▸ **Task directions**
Return the material exactly as supplied, apart from the pictures, which are omitted.
+--
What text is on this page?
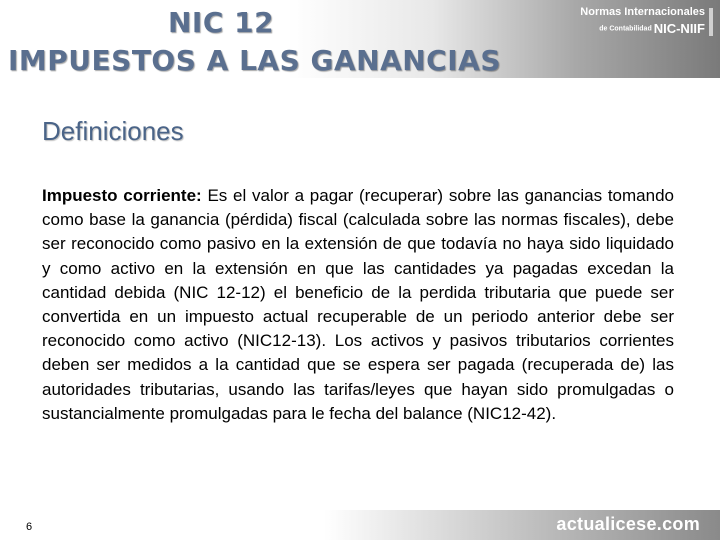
NIC 12
IMPUESTOS A LAS GANANCIAS
Normas Internacionales
de Contabilidad NIC-NIIF
Definiciones

Impuesto corriente: Es el valor a pagar (recuperar) sobre las ganancias tomando como base la ganancia (pérdida) fiscal (calculada sobre las normas fiscales), debe ser reconocido como pasivo en la extensión de que todavía no haya sido liquidado y como activo en la extensión en que las cantidades ya pagadas excedan la cantidad debida (NIC 12-12) el beneficio de la perdida tributaria que puede ser convertida en un impuesto actual recuperable de un periodo anterior debe ser reconocido como activo (NIC12-13). Los activos y pasivos tributarios corrientes deben ser medidos a la cantidad que se espera ser pagada (recuperada de) las autoridades tributarias, usando las tarifas/leyes que hayan sido promulgadas o sustancialmente promulgadas para le fecha del balance (NIC12-42).

6	actualicese.com
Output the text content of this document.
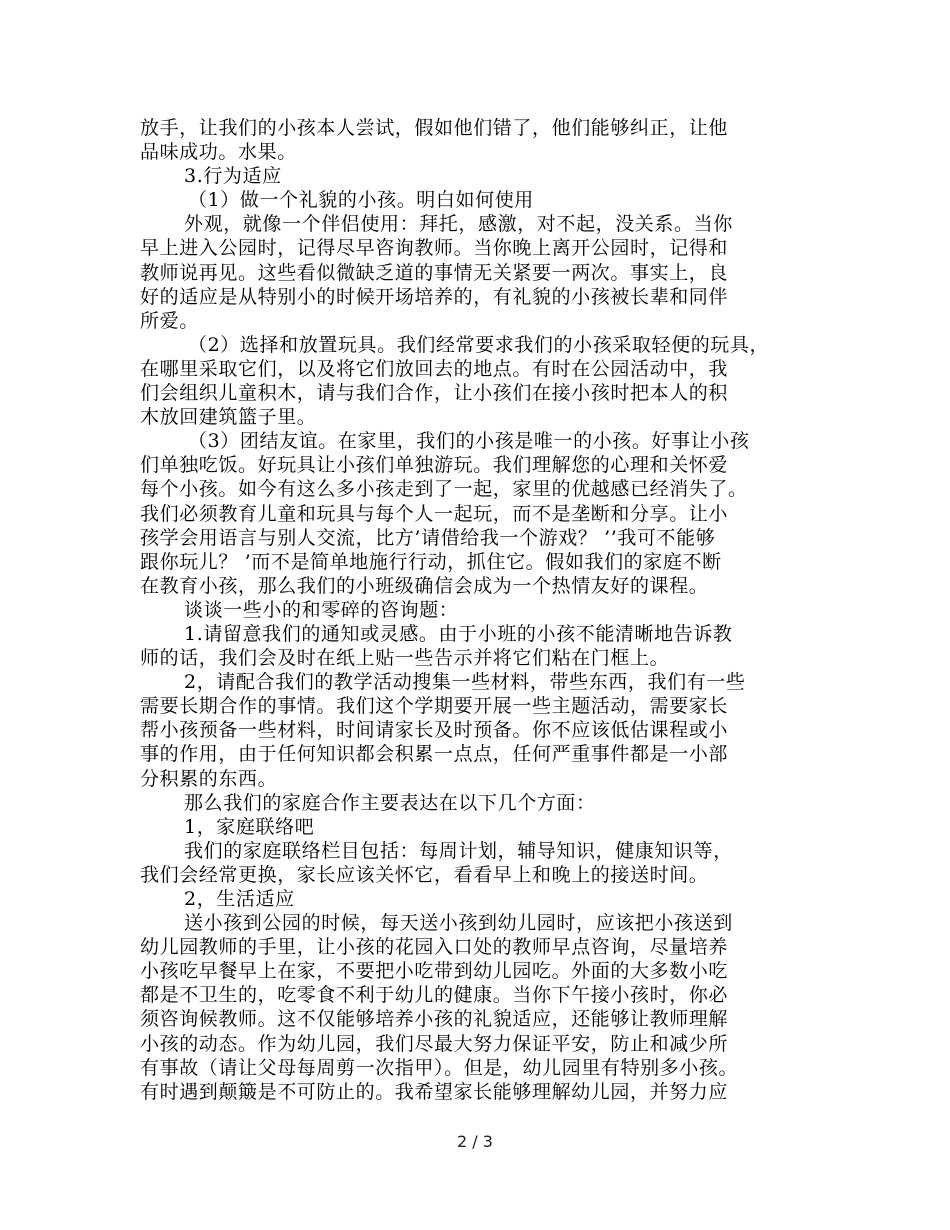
放手，让我们的小孩本人尝试，假如他们错了，他们能够纠正，让他
品味成功。水果。
3.行为适应
（1）做一个礼貌的小孩。明白如何使用
外观，就像一个伴侣使用：拜托，感激，对不起，没关系。当你
早上进入公园时，记得尽早咨询教师。当你晚上离开公园时，记得和
教师说再见。这些看似微缺乏道的事情无关紧要一两次。事实上，良
好的适应是从特别小的时候开场培养的，有礼貌的小孩被长辈和同伴
所爱。
（2）选择和放置玩具。我们经常要求我们的小孩采取轻便的玩具，
在哪里采取它们，以及将它们放回去的地点。有时在公园活动中，我
们会组织儿童积木，请与我们合作，让小孩们在接小孩时把本人的积
木放回建筑篮子里。
（3）团结友谊。在家里，我们的小孩是唯一的小孩。好事让小孩
们单独吃饭。好玩具让小孩们单独游玩。我们理解您的心理和关怀爱
每个小孩。如今有这么多小孩走到了一起，家里的优越感已经消失了。
我们必须教育儿童和玩具与每个人一起玩，而不是垄断和分享。让小
孩学会用语言与别人交流，比方’请借给我一个游戏？ ’’我可不能够
跟你玩儿？ ’而不是简单地施行行动，抓住它。假如我们的家庭不断
在教育小孩，那么我们的小班级确信会成为一个热情友好的课程。
谈谈一些小的和零碎的咨询题：
1.请留意我们的通知或灵感。由于小班的小孩不能清晰地告诉教
师的话，我们会及时在纸上贴一些告示并将它们粘在门框上。
2，请配合我们的教学活动搜集一些材料，带些东西，我们有一些
需要长期合作的事情。我们这个学期要开展一些主题活动，需要家长
帮小孩预备一些材料，时间请家长及时预备。你不应该低估课程或小
事的作用，由于任何知识都会积累一点点，任何严重事件都是一小部
分积累的东西。
那么我们的家庭合作主要表达在以下几个方面：
1，家庭联络吧
我们的家庭联络栏目包括：每周计划，辅导知识，健康知识等，
我们会经常更换，家长应该关怀它，看看早上和晚上的接送时间。
2，生活适应
送小孩到公园的时候，每天送小孩到幼儿园时，应该把小孩送到
幼儿园教师的手里，让小孩的花园入口处的教师早点咨询，尽量培养
小孩吃早餐早上在家，不要把小吃带到幼儿园吃。外面的大多数小吃
都是不卫生的，吃零食不利于幼儿的健康。当你下午接小孩时，你必
须咨询候教师。这不仅能够培养小孩的礼貌适应，还能够让教师理解
小孩的动态。作为幼儿园，我们尽最大努力保证平安，防止和减少所
有事故（请让父母每周剪一次指甲）。但是，幼儿园里有特别多小孩。
有时遇到颠簸是不可防止的。我希望家长能够理解幼儿园，并努力应
2 / 3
+--
▸ **Expected answer**
What text is on this page?
NIC 12
IMPUESTOS A LAS GANANCIAS
Normas Internacionales
de Contabilidad NIC-NIIF
Definiciones

Impuesto corriente: Es el valor a pagar (recuperar) sobre las ganancias tomando como base la ganancia (pérdida) fiscal (calculada sobre las normas fiscales), debe ser reconocido como pasivo en la extensión de que todavía no haya sido liquidado y como activo en la extensión en que las cantidades ya pagadas excedan la cantidad debida (NIC 12-12) el beneficio de la perdida tributaria que puede ser convertida en un impuesto actual recuperable de un periodo anterior debe ser reconocido como activo (NIC12-13). Los activos y pasivos tributarios corrientes deben ser medidos a la cantidad que se espera ser pagada (recuperada de) las autoridades tributarias, usando las tarifas/leyes que hayan sido promulgadas o sustancialmente promulgadas para le fecha del balance (NIC12-42).

6	actualicese.com
Output the text content of this document.
放手，让我们的小孩本人尝试，假如他们错了，他们能够纠正，让他
品味成功。水果。
3.行为适应
（1）做一个礼貌的小孩。明白如何使用
外观，就像一个伴侣使用：拜托，感激，对不起，没关系。当你
早上进入公园时，记得尽早咨询教师。当你晚上离开公园时，记得和
教师说再见。这些看似微缺乏道的事情无关紧要一两次。事实上，良
好的适应是从特别小的时候开场培养的，有礼貌的小孩被长辈和同伴
所爱。
（2）选择和放置玩具。我们经常要求我们的小孩采取轻便的玩具，
在哪里采取它们，以及将它们放回去的地点。有时在公园活动中，我
们会组织儿童积木，请与我们合作，让小孩们在接小孩时把本人的积
木放回建筑篮子里。
（3）团结友谊。在家里，我们的小孩是唯一的小孩。好事让小孩
们单独吃饭。好玩具让小孩们单独游玩。我们理解您的心理和关怀爱
每个小孩。如今有这么多小孩走到了一起，家里的优越感已经消失了。
我们必须教育儿童和玩具与每个人一起玩，而不是垄断和分享。让小
孩学会用语言与别人交流，比方’请借给我一个游戏？ ’’我可不能够
跟你玩儿？ ’而不是简单地施行行动，抓住它。假如我们的家庭不断
在教育小孩，那么我们的小班级确信会成为一个热情友好的课程。
谈谈一些小的和零碎的咨询题：
1.请留意我们的通知或灵感。由于小班的小孩不能清晰地告诉教
师的话，我们会及时在纸上贴一些告示并将它们粘在门框上。
2，请配合我们的教学活动搜集一些材料，带些东西，我们有一些
需要长期合作的事情。我们这个学期要开展一些主题活动，需要家长
帮小孩预备一些材料，时间请家长及时预备。你不应该低估课程或小
事的作用，由于任何知识都会积累一点点，任何严重事件都是一小部
分积累的东西。
那么我们的家庭合作主要表达在以下几个方面：
1，家庭联络吧
我们的家庭联络栏目包括：每周计划，辅导知识，健康知识等，
我们会经常更换，家长应该关怀它，看看早上和晚上的接送时间。
2，生活适应
送小孩到公园的时候，每天送小孩到幼儿园时，应该把小孩送到
幼儿园教师的手里，让小孩的花园入口处的教师早点咨询，尽量培养
小孩吃早餐早上在家，不要把小吃带到幼儿园吃。外面的大多数小吃
都是不卫生的，吃零食不利于幼儿的健康。当你下午接小孩时，你必
须咨询候教师。这不仅能够培养小孩的礼貌适应，还能够让教师理解
小孩的动态。作为幼儿园，我们尽最大努力保证平安，防止和减少所
有事故（请让父母每周剪一次指甲）。但是，幼儿园里有特别多小孩。
有时遇到颠簸是不可防止的。我希望家长能够理解幼儿园，并努力应
2 / 3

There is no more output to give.